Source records
============================================================
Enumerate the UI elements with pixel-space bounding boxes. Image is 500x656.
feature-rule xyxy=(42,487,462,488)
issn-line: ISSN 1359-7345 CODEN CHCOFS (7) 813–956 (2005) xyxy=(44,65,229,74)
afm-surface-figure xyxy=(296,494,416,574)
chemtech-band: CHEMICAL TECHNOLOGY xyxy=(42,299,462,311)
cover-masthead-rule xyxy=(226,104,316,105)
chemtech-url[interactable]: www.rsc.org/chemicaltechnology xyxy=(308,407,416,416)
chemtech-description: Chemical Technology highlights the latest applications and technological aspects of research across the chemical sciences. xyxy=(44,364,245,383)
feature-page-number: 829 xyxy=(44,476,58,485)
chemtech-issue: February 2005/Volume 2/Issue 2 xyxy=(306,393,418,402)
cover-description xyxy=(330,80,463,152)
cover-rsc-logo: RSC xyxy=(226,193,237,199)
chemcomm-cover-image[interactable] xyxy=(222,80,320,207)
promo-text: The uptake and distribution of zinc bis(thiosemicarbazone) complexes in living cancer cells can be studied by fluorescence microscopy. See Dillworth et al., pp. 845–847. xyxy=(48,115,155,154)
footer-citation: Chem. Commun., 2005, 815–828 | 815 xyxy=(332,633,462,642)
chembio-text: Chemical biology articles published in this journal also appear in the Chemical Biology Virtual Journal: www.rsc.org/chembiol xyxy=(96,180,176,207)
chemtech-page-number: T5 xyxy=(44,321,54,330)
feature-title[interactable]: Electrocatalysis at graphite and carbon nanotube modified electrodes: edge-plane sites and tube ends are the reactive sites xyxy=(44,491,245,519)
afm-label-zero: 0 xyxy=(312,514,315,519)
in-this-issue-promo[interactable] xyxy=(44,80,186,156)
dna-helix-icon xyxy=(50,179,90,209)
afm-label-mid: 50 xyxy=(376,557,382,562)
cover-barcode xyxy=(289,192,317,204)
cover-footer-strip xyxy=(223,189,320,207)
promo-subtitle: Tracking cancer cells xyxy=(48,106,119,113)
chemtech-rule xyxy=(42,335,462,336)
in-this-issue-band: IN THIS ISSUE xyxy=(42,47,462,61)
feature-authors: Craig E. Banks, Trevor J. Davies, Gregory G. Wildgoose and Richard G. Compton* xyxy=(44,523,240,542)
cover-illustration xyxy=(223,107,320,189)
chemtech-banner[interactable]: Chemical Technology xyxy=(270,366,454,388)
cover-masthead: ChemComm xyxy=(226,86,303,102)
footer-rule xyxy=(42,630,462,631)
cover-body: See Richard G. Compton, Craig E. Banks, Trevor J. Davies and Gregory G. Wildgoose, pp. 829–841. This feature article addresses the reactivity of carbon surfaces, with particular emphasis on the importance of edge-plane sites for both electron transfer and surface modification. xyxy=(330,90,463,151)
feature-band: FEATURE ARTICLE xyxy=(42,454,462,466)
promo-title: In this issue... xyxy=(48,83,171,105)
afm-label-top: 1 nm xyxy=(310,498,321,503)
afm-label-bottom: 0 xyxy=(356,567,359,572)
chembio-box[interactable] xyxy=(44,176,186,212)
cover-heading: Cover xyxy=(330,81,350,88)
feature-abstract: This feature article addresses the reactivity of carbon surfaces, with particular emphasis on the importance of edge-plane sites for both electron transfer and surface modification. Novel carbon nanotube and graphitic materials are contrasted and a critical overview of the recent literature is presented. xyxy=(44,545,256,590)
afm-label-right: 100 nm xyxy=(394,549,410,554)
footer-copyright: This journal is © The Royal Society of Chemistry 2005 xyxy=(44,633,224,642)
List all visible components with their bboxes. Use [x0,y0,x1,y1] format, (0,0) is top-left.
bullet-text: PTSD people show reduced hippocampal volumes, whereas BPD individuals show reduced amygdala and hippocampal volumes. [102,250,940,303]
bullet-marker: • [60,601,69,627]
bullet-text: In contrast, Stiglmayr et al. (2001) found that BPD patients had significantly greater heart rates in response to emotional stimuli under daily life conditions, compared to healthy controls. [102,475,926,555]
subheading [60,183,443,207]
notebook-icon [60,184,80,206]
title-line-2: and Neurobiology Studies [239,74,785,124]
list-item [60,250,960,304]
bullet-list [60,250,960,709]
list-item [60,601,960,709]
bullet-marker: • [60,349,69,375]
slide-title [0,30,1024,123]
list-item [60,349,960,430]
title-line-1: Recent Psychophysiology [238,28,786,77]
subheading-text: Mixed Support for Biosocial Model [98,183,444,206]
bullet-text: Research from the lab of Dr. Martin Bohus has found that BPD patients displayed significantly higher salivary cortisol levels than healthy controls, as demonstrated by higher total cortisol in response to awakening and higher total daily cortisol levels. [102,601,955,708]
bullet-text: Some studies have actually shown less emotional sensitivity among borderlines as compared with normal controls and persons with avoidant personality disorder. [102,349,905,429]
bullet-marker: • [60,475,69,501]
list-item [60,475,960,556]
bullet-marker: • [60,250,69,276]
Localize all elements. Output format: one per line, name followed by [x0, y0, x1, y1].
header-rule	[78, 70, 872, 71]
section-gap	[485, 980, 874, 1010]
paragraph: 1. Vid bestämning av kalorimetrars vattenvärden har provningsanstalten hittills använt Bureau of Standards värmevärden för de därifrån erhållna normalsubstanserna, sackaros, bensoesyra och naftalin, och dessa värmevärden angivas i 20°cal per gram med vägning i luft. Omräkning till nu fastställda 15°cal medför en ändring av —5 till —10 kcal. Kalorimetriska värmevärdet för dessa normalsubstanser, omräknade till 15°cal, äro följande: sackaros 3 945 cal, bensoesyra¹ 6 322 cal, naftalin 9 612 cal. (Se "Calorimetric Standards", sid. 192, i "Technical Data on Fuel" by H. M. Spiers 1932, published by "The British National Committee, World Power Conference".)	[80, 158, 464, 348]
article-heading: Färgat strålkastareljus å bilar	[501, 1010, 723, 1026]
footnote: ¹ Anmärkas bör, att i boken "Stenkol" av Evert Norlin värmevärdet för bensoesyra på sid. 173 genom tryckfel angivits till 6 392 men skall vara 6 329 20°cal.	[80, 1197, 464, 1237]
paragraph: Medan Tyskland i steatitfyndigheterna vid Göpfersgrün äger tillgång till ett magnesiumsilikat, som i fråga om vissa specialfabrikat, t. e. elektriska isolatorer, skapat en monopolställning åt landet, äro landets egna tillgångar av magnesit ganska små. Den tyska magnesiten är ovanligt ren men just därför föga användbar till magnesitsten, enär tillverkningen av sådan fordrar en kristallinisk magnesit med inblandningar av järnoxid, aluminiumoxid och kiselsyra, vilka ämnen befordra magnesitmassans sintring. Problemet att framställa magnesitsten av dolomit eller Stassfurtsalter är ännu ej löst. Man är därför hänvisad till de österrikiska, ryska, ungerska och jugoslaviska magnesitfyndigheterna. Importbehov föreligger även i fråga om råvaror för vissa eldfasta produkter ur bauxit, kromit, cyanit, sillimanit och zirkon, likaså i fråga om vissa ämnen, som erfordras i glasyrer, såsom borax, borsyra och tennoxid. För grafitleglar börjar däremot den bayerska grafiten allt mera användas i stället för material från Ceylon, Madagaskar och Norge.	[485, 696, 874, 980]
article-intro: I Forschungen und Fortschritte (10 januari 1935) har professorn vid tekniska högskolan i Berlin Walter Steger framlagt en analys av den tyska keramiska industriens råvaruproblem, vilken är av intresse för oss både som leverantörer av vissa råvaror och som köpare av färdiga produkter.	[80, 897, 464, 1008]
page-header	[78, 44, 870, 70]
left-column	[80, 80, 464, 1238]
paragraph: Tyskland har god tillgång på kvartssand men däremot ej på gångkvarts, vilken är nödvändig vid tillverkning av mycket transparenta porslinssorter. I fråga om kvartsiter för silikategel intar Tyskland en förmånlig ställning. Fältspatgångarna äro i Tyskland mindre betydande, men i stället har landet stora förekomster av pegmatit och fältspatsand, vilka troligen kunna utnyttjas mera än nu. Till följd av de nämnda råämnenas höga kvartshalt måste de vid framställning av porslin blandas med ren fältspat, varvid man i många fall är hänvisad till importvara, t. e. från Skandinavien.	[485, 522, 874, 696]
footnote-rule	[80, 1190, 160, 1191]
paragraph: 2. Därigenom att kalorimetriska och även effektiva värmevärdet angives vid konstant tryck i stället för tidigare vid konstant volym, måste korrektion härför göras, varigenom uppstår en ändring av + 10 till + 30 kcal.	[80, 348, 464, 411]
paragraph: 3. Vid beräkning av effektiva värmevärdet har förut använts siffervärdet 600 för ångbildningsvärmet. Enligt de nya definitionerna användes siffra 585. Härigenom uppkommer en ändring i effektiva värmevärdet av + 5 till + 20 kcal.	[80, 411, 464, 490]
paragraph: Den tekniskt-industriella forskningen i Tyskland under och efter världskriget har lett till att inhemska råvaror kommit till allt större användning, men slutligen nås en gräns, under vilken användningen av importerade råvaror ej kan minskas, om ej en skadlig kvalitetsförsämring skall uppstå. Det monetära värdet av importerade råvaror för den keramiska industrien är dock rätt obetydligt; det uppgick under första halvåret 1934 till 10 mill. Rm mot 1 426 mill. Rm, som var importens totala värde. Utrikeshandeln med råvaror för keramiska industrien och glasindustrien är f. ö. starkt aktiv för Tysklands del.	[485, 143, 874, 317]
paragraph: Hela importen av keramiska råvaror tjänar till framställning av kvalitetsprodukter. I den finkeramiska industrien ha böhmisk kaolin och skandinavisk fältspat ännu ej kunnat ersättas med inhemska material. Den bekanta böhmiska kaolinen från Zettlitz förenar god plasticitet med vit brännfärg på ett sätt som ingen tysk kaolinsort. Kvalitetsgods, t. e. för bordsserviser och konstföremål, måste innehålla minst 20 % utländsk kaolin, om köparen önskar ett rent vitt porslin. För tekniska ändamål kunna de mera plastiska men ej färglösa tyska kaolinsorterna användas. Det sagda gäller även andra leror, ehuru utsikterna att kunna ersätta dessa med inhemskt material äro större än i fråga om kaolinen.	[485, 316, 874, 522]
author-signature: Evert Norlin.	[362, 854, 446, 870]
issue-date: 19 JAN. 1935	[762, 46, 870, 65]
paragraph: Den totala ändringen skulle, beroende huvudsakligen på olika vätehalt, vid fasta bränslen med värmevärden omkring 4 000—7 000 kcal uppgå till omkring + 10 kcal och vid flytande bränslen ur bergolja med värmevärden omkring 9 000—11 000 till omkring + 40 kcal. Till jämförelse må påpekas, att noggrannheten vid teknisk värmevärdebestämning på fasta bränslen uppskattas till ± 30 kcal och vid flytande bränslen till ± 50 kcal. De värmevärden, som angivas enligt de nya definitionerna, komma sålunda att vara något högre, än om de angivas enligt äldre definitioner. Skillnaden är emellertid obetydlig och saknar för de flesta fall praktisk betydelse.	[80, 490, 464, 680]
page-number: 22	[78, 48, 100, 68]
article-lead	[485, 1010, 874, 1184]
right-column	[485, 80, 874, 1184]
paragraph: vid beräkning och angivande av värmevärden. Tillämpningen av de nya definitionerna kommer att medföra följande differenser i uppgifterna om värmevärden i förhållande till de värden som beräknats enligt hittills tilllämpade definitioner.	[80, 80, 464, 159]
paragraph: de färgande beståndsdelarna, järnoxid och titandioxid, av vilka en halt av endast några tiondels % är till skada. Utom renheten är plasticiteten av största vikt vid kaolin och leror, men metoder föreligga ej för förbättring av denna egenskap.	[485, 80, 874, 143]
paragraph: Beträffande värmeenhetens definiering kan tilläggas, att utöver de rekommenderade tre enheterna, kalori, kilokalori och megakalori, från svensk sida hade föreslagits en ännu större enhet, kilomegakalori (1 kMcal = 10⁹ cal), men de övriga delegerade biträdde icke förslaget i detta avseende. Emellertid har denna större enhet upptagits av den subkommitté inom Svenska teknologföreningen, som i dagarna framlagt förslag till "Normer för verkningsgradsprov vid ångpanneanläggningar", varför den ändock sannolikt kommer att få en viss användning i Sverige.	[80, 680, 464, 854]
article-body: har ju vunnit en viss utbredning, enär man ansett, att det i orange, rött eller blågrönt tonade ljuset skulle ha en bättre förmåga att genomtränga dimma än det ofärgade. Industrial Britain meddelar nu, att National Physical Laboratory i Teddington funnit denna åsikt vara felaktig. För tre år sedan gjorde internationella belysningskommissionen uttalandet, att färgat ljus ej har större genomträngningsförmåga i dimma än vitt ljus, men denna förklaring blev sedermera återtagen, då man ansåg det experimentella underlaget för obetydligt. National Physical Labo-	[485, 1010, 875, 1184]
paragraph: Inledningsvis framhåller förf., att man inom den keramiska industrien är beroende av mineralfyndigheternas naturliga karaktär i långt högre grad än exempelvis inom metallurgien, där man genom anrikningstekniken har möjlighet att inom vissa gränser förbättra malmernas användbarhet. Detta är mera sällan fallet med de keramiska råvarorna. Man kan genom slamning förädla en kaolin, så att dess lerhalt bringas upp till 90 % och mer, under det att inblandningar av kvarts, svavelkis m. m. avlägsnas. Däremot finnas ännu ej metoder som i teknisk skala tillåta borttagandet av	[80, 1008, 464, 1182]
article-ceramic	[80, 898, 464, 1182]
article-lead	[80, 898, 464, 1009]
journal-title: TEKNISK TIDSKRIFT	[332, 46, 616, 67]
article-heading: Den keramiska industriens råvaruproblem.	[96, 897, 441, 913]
============================================================
• What to produce: Check each line of the entries above for the word "left". List the ones that have it.

• Output below:
List all visible components with their bboxes. Use [x0,y0,x1,y1] format, (0,0) is top-left.
left-column	[80, 80, 464, 1238]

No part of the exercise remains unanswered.